> **REQUEST**
Copy all lines below containing "most".

○ ○ ○ ○ ○

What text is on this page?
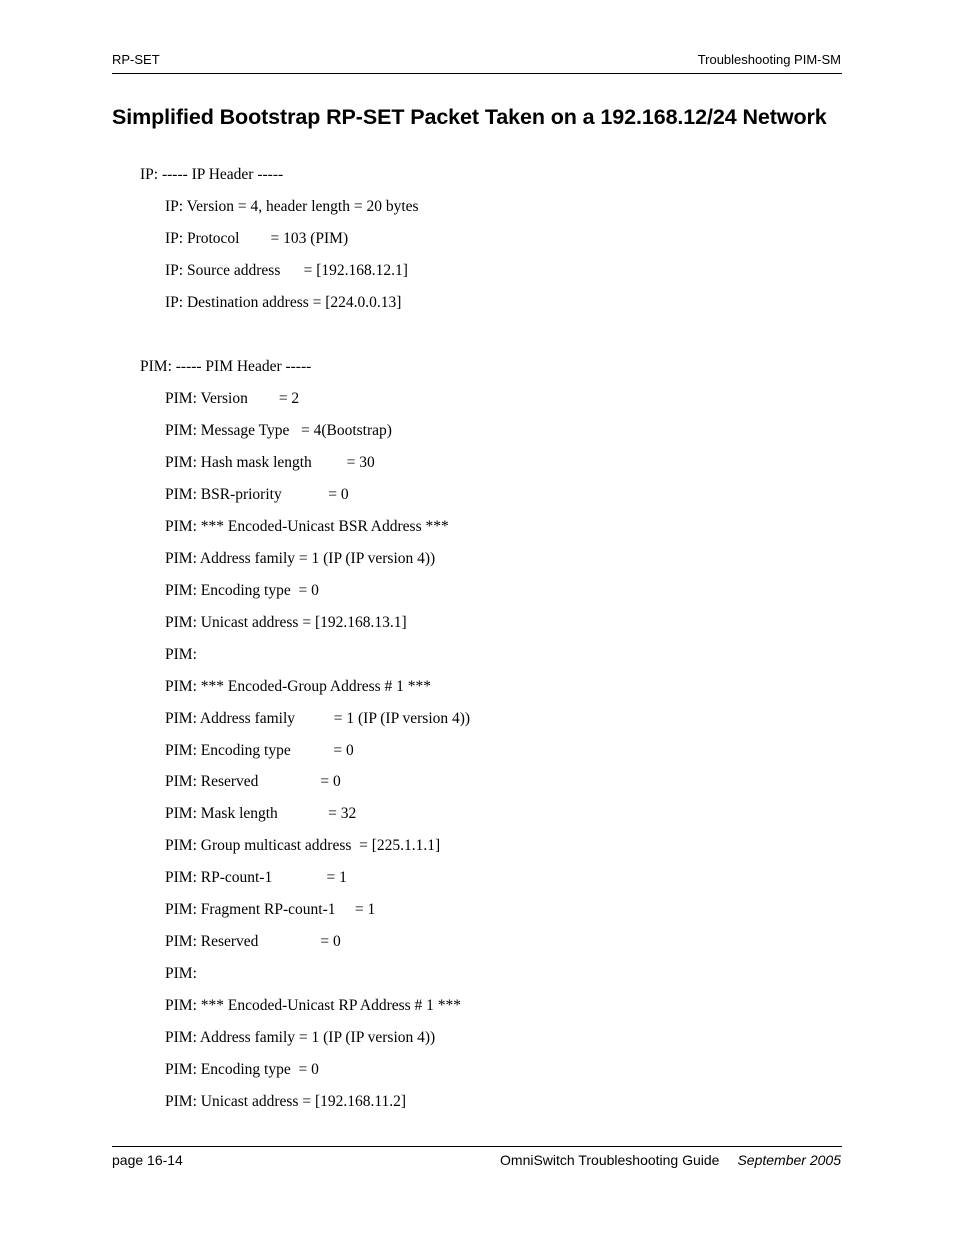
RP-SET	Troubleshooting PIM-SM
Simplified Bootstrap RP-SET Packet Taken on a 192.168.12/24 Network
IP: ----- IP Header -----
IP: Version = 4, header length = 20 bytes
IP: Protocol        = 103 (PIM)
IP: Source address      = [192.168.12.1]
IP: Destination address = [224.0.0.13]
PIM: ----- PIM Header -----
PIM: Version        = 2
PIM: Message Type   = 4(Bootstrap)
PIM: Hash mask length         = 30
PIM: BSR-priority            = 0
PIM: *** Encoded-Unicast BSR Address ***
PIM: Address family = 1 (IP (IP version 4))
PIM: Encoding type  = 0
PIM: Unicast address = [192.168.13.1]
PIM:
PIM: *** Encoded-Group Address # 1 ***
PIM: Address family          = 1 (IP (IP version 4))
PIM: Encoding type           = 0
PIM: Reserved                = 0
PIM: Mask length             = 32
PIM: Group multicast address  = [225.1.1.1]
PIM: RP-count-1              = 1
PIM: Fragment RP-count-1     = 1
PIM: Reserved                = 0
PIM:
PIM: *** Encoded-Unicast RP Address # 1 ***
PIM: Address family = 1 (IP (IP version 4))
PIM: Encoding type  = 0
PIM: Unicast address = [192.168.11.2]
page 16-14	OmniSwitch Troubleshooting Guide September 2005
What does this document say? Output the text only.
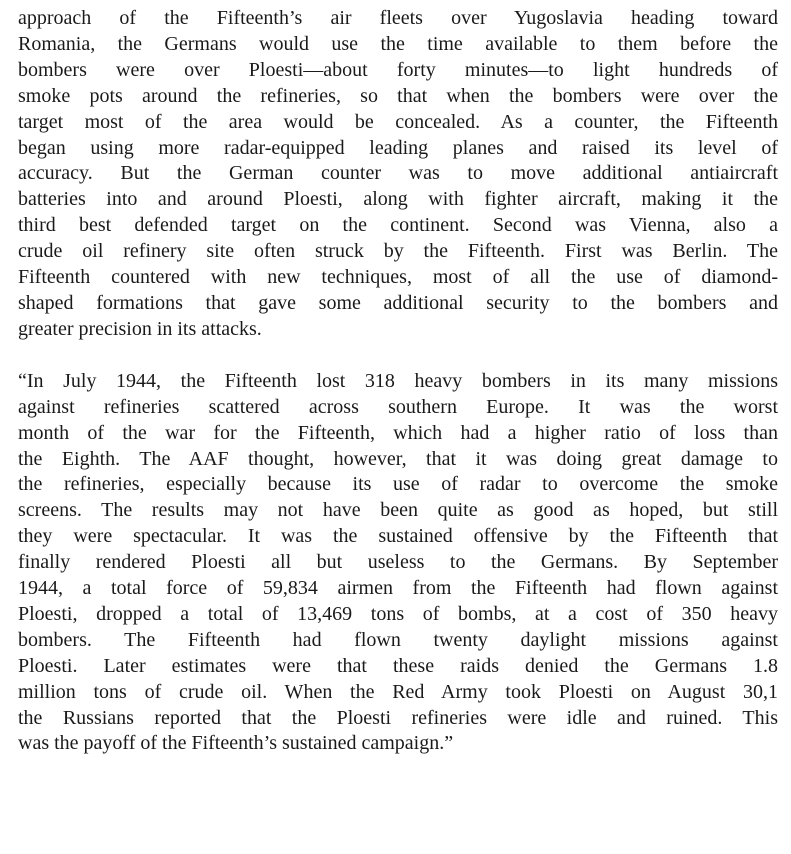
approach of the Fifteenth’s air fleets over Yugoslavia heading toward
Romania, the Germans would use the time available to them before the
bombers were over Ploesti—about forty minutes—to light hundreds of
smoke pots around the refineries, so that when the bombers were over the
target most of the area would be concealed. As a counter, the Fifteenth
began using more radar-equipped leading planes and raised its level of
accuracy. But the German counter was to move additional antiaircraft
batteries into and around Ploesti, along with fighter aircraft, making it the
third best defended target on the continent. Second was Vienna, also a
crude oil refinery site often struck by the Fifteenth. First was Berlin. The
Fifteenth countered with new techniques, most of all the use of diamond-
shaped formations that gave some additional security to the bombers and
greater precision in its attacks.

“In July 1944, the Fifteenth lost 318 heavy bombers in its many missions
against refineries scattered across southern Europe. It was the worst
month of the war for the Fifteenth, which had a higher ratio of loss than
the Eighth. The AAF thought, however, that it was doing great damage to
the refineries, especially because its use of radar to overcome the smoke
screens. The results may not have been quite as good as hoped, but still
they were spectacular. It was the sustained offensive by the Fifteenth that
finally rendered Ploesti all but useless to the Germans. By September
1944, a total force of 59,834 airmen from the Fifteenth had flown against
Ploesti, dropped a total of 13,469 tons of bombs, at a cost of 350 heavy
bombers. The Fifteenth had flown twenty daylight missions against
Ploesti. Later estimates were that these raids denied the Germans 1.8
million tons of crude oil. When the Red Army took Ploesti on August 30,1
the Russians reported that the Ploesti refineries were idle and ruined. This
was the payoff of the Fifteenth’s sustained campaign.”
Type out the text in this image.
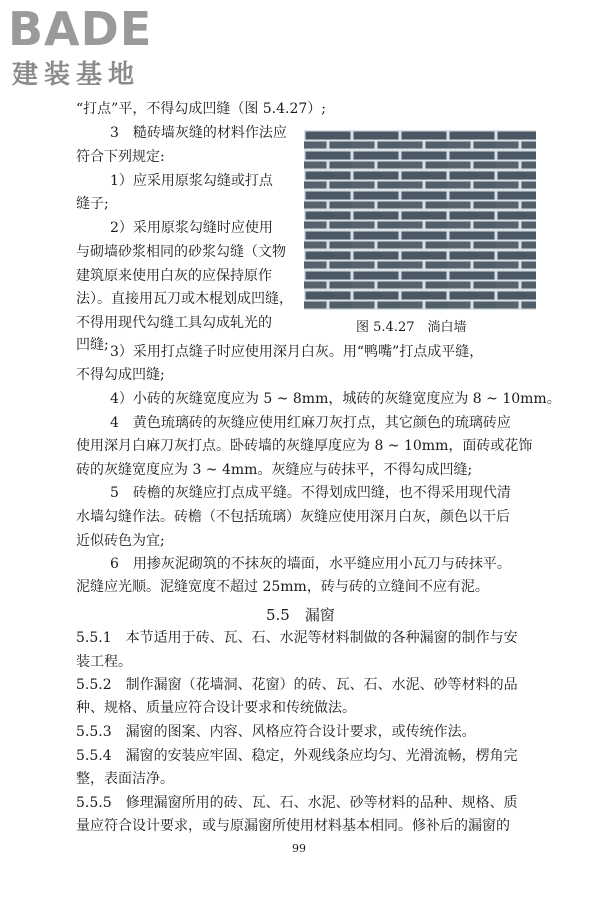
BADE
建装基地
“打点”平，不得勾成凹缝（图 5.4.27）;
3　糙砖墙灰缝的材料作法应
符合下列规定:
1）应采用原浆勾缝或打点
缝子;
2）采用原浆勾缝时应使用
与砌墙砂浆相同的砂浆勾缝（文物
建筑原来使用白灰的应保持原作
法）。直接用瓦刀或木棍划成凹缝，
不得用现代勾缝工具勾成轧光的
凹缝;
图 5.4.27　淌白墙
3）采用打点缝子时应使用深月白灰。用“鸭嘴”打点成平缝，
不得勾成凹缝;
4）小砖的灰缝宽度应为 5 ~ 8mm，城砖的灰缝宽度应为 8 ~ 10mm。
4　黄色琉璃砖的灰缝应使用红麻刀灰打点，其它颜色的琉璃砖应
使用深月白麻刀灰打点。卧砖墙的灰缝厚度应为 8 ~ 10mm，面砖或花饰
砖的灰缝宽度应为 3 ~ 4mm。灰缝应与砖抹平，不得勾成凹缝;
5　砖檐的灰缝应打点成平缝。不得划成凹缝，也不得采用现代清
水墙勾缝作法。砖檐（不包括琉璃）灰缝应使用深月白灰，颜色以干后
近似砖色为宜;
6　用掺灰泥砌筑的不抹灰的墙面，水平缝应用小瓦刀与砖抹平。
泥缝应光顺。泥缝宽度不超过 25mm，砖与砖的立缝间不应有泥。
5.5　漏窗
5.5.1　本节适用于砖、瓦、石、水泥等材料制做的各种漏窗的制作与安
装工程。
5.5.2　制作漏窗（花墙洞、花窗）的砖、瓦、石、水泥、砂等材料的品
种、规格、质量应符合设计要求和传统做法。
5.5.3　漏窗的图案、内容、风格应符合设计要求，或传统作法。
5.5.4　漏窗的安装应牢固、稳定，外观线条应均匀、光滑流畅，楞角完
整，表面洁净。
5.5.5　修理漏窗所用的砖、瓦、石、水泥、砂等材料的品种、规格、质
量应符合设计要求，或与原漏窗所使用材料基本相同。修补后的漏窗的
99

○ ○ ○ ○ ○

> **SOLUTION TO THE PROBLEM**
target most of the area would be concealed. As a counter, the Fifteenth
Fifteenth countered with new techniques, most of all the use of diamond-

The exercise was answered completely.